* _Problema breve 1_: Transcribe sin cambios las líneas del listado, todo desde su comienzo hasta la línea que contiene "colorbar-tick-label: 6.0 [274,610,294,623]", ambas incluidas.

:: Texto mostrado

22 de septiembre de 2007

Recado de escribir

La columna clásica del periodismo, la que no era salomónica porque no tenía posibilidad de enredarse (su vida terminaba en el lector, no había red que la tejiera, ni la sostuviera, ni la desviara y deformara, como internet ahora), parece que era cosa que producía gran placer: “Escribir puede ser más tedioso que placentero, y el periodismo más una degradación que un deber. Pero escribir una columna regular sobre cualquier tema que se nos ocurra es uno de los grandes privilegios de la vida.” Tanto que George Orwell “celebró su deliciosa libertad titulándola ‘A mi gusto’ cuando le ofrecieron una columna en el Tribune, en 1943” (El Arte de escribir columnas, Paul Johnson). Del mismo modo que hay una época en la vida que fragua la personalidad, hay oficios inciertos y expuestos como el periodismo de columna que la moldean continuamente, como un exiliado que mirase desde una galería extraña a hechos e historias cambiantes y ajenos. Anímense pues quienes tienen recado de escribir.

El origen de la columna es anterior al periódico, a su regularidad, y Johnson lo cifra en “Montaigne como columnista fundador y Francis Bacon como su sucesor”, aunque hasta el siglo XVIII no puede hablarse del nacimiento de la columna moderna: “Ya en tiempos de Shakespeare había bien informados caballeros londinenses que escribían columnas regulares sobre la vida en la capital, para informar a la nobleza rural. Pero no se trataba de ensayos reflexivos sino de boletines. El Spectator de Addison y Steele era un periódico con columnas, al igual que el Rambler, el Adventurery, el Idler de Samuel Johnson, el Watchman
de Coleridge, que duró sólo diez números”. En sus inicios los escritores se encargaban de imprimir su columna, como los enciclopedistas de conseguir suscriptores, marquesas y mecenas para sus artículos. “Eran los columnistas de la edad heroica”, admira Paul Johnson.

Al precipitarse sin la actual red sobre el conocimiento y el gusto del lector, su principal rasgo era la autonomía, de tema, planteamiento, alcance y medio de publicación. Es decir, la propiedad de su autor. Y la libertad que sólo otorga la propiedad. Johnson la dibuja además como ensayo breve, regular, pulcro y legible y con “una satisfactoria mezcla de conocimiento, argumentación, opinión personal y revelación de carácter”. Un reconstituyente intelectual sin efectos secundarios.

::::
:: Datos proporcionados

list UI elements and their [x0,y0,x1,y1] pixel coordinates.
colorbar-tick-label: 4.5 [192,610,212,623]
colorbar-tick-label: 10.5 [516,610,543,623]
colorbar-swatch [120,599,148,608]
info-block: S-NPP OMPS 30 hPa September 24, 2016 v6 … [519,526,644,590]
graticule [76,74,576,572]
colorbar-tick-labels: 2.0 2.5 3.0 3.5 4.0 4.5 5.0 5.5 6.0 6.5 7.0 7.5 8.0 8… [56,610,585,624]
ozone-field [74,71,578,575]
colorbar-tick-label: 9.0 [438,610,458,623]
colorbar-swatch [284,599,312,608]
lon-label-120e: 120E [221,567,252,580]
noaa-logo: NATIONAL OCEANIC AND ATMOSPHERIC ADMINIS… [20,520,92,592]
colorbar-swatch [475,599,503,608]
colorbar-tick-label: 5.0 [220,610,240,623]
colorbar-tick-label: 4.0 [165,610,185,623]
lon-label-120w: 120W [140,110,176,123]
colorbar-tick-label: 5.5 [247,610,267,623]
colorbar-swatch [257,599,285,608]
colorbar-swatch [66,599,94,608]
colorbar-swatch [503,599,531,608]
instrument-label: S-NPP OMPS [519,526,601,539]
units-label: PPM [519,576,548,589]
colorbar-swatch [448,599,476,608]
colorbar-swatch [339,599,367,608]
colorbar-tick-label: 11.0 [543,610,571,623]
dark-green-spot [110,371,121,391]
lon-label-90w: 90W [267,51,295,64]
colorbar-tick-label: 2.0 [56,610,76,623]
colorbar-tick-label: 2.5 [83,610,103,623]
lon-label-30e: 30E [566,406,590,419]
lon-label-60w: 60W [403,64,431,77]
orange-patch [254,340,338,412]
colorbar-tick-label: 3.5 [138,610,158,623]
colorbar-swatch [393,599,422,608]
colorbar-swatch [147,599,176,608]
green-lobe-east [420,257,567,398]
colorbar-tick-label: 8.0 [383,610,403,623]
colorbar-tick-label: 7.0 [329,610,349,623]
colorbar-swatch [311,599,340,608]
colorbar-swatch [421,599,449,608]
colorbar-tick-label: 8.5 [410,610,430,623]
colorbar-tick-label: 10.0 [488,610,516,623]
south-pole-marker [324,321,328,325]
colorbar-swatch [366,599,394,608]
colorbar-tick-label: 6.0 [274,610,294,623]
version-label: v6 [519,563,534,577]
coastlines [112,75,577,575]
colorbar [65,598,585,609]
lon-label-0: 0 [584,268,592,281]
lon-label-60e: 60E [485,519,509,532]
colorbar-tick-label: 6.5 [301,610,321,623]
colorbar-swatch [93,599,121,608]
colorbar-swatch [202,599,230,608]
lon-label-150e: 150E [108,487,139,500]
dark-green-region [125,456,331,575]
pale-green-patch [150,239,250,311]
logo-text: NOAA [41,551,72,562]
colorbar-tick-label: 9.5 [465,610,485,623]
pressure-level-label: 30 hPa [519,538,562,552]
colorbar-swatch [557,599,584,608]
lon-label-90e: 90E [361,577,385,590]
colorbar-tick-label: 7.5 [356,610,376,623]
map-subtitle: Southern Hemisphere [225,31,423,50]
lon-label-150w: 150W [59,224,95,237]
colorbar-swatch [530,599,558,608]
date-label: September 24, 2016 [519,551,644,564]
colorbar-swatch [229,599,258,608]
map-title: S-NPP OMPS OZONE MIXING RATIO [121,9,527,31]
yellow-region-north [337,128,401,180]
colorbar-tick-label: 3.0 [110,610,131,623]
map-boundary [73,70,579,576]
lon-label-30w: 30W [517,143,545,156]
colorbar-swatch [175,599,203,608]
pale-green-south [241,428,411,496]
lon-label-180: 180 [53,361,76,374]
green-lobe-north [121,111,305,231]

::::

* _Problema breve 2_: Reproduce palabra por palabra el pasaje del texto sobre la columna periodística que va desde "El origen de" hasta "admira Paul Johnson.".

* _Respuesta del ejercicio 1_:
list UI elements and their [x0,y0,x1,y1] pixel coordinates.
colorbar-tick-label: 4.5 [192,610,212,623]
colorbar-tick-label: 10.5 [516,610,543,623]
colorbar-swatch [120,599,148,608]
info-block: S-NPP OMPS 30 hPa September 24, 2016 v6 … [519,526,644,590]
graticule [76,74,576,572]
colorbar-tick-labels: 2.0 2.5 3.0 3.5 4.0 4.5 5.0 5.5 6.0 6.5 7.0 7.5 8.0 8… [56,610,585,624]
ozone-field [74,71,578,575]
colorbar-tick-label: 9.0 [438,610,458,623]
colorbar-swatch [284,599,312,608]
lon-label-120e: 120E [221,567,252,580]
noaa-logo: NATIONAL OCEANIC AND ATMOSPHERIC ADMINIS… [20,520,92,592]
colorbar-swatch [475,599,503,608]
colorbar-tick-label: 5.0 [220,610,240,623]
colorbar-tick-label: 4.0 [165,610,185,623]
lon-label-120w: 120W [140,110,176,123]
colorbar-tick-label: 5.5 [247,610,267,623]
colorbar-swatch [257,599,285,608]
colorbar-swatch [66,599,94,608]
colorbar-swatch [503,599,531,608]
instrument-label: S-NPP OMPS [519,526,601,539]
units-label: PPM [519,576,548,589]
colorbar-swatch [448,599,476,608]
colorbar-swatch [339,599,367,608]
colorbar-tick-label: 11.0 [543,610,571,623]
dark-green-spot [110,371,121,391]
lon-label-90w: 90W [267,51,295,64]
colorbar-tick-label: 2.0 [56,610,76,623]
colorbar-tick-label: 2.5 [83,610,103,623]
lon-label-30e: 30E [566,406,590,419]
lon-label-60w: 60W [403,64,431,77]
orange-patch [254,340,338,412]
colorbar-tick-label: 3.5 [138,610,158,623]
colorbar-swatch [393,599,422,608]
colorbar-swatch [147,599,176,608]
green-lobe-east [420,257,567,398]
colorbar-tick-label: 8.0 [383,610,403,623]
colorbar-tick-label: 7.0 [329,610,349,623]
colorbar-swatch [311,599,340,608]
colorbar-swatch [421,599,449,608]
colorbar-tick-label: 8.5 [410,610,430,623]
colorbar-tick-label: 10.0 [488,610,516,623]
south-pole-marker [324,321,328,325]
colorbar-swatch [366,599,394,608]
colorbar-tick-label: 6.0 [274,610,294,623]

* _Respuesta del ejercicio 2_:
El origen de la columna es anterior al periódico, a su regularidad, y Johnson lo cifra en “Montaigne como columnista fundador y Francis Bacon como su sucesor”, aunque hasta el siglo XVIII no puede hablarse del nacimiento de la columna moderna: “Ya en tiempos de Shakespeare había bien informados caballeros londinenses que escribían columnas regulares sobre la vida en la capital, para informar a la nobleza rural. Pero no se trataba de ensayos reflexivos sino de boletines. El Spectator de Addison y Steele era un periódico con columnas, al igual que el Rambler, el Adventurery, el Idler de Samuel Johnson, el Watchman
de Coleridge, que duró sólo diez números”. En sus inicios los escritores se encargaban de imprimir su columna, como los enciclopedistas de conseguir suscriptores, marquesas y mecenas para sus artículos. “Eran los columnistas de la edad heroica”, admira Paul Johnson.